Work to complete: Pick out all lines with the word "coil" from the records that follow.

>> Start Data provided

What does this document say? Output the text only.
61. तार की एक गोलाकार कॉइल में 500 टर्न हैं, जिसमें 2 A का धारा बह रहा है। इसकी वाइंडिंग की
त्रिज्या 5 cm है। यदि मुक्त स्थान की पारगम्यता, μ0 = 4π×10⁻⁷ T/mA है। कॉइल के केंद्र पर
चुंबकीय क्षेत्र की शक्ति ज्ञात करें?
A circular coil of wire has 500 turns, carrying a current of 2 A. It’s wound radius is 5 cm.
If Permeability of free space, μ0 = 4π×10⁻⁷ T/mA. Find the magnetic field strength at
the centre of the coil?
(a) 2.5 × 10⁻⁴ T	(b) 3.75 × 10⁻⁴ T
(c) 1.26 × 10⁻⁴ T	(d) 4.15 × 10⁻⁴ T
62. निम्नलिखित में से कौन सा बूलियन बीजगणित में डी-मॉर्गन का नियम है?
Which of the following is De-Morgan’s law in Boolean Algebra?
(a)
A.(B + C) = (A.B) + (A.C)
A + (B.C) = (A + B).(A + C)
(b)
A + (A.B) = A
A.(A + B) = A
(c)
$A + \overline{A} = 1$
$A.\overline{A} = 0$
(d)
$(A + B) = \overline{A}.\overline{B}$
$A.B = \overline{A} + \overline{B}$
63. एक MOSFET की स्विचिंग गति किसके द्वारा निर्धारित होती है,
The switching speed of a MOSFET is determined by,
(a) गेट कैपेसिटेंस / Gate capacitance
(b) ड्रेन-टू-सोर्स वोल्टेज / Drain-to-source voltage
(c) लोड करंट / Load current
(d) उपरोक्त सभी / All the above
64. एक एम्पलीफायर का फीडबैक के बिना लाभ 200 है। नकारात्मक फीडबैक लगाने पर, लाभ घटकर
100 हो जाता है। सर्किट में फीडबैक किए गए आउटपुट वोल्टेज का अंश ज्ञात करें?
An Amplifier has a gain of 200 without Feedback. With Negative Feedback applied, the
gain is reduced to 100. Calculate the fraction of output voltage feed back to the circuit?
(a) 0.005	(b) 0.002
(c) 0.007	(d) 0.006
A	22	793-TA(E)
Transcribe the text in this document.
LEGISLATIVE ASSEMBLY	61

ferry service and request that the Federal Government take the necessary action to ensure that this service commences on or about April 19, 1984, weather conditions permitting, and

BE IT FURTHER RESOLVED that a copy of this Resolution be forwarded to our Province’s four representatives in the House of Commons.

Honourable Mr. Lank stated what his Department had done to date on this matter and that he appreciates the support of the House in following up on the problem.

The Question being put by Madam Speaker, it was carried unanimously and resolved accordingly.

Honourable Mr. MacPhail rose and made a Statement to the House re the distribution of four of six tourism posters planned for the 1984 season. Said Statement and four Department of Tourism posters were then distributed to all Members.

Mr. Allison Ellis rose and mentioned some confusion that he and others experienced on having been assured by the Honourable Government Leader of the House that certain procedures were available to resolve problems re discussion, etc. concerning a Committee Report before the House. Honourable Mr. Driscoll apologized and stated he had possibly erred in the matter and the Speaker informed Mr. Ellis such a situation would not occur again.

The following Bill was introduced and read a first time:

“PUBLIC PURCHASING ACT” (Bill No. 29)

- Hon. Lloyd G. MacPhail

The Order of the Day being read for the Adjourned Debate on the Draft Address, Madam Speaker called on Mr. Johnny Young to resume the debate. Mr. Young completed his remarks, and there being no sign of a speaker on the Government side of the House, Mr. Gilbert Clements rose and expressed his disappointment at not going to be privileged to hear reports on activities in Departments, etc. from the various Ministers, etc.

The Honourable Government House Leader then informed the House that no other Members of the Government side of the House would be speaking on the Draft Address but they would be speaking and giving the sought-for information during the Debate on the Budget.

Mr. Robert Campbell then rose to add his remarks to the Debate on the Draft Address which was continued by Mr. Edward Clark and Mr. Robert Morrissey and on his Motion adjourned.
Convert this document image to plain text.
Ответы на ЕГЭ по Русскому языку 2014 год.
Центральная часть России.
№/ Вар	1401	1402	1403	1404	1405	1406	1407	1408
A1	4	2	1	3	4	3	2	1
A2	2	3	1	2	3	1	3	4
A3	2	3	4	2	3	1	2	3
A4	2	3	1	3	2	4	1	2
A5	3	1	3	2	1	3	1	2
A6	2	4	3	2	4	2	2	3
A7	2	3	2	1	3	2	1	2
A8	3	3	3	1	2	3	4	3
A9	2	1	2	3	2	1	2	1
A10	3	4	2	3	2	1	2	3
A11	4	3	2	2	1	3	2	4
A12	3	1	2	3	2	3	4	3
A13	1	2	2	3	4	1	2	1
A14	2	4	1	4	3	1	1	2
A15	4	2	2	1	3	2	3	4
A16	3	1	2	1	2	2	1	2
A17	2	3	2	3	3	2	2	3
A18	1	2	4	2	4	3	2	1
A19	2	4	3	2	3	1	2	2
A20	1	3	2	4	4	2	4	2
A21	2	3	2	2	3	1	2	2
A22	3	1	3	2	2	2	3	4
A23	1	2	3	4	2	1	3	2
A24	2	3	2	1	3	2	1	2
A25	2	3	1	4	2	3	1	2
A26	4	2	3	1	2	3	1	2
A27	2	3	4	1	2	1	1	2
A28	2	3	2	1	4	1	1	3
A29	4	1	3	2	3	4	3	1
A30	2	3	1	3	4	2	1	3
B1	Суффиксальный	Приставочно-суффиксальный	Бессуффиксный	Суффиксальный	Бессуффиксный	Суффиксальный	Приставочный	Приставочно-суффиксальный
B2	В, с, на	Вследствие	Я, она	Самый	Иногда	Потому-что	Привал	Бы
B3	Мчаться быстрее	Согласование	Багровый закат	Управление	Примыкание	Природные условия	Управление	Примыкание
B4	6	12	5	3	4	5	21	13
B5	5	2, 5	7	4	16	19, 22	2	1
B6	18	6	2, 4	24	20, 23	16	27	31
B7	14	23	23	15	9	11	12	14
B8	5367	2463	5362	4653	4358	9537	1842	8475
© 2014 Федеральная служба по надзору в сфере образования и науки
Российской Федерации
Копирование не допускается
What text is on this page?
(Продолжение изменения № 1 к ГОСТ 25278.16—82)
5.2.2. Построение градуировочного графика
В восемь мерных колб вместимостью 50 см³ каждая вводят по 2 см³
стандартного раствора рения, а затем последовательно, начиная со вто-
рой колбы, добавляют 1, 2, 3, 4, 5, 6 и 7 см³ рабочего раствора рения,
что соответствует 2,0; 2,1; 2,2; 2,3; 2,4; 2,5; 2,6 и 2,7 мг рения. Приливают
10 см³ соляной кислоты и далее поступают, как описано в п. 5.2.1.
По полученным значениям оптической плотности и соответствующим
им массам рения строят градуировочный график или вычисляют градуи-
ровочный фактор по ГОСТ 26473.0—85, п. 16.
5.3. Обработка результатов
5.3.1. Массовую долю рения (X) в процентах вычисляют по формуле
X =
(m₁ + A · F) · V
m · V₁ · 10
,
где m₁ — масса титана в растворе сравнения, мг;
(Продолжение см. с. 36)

>> End Data provided

Answer:
A circular coil of wire has 500 turns, carrying a current of 2 A. It’s wound radius is 5 cm.
the centre of the coil?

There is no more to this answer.